Objective: Show every line containing "Sale" by copying it.
******
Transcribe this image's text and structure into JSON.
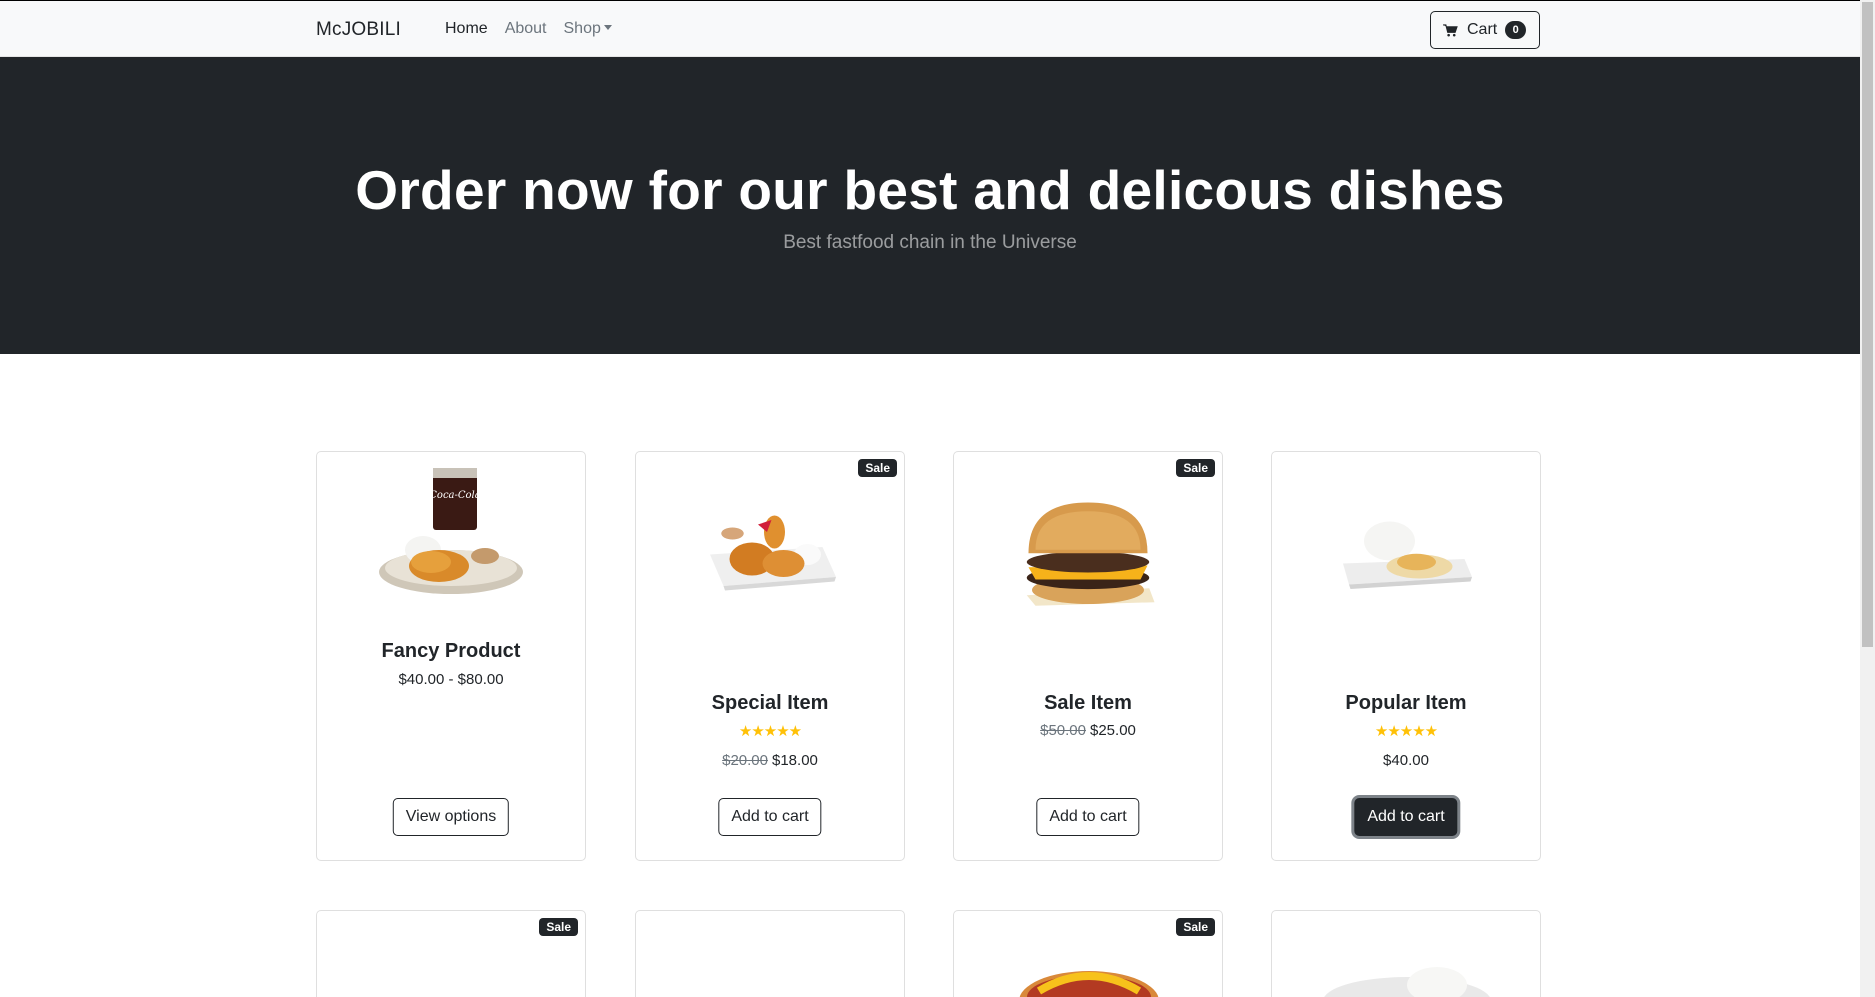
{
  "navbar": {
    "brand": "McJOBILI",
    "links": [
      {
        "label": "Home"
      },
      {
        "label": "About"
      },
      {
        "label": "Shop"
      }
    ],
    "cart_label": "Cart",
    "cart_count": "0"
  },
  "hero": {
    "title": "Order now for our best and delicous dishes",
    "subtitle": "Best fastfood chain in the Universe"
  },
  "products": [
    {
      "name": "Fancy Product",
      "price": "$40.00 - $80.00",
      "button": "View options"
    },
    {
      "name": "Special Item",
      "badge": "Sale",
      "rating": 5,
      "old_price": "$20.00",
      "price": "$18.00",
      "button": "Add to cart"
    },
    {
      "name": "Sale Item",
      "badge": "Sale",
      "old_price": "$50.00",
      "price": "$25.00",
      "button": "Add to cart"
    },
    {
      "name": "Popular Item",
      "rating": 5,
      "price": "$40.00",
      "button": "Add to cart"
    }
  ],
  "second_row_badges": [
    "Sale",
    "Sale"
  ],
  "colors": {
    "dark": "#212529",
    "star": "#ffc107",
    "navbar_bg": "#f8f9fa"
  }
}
******
Full solution:
      "badge": "Sale",
      "name": "Sale Item",
      "badge": "Sale",
    "Sale",
    "Sale"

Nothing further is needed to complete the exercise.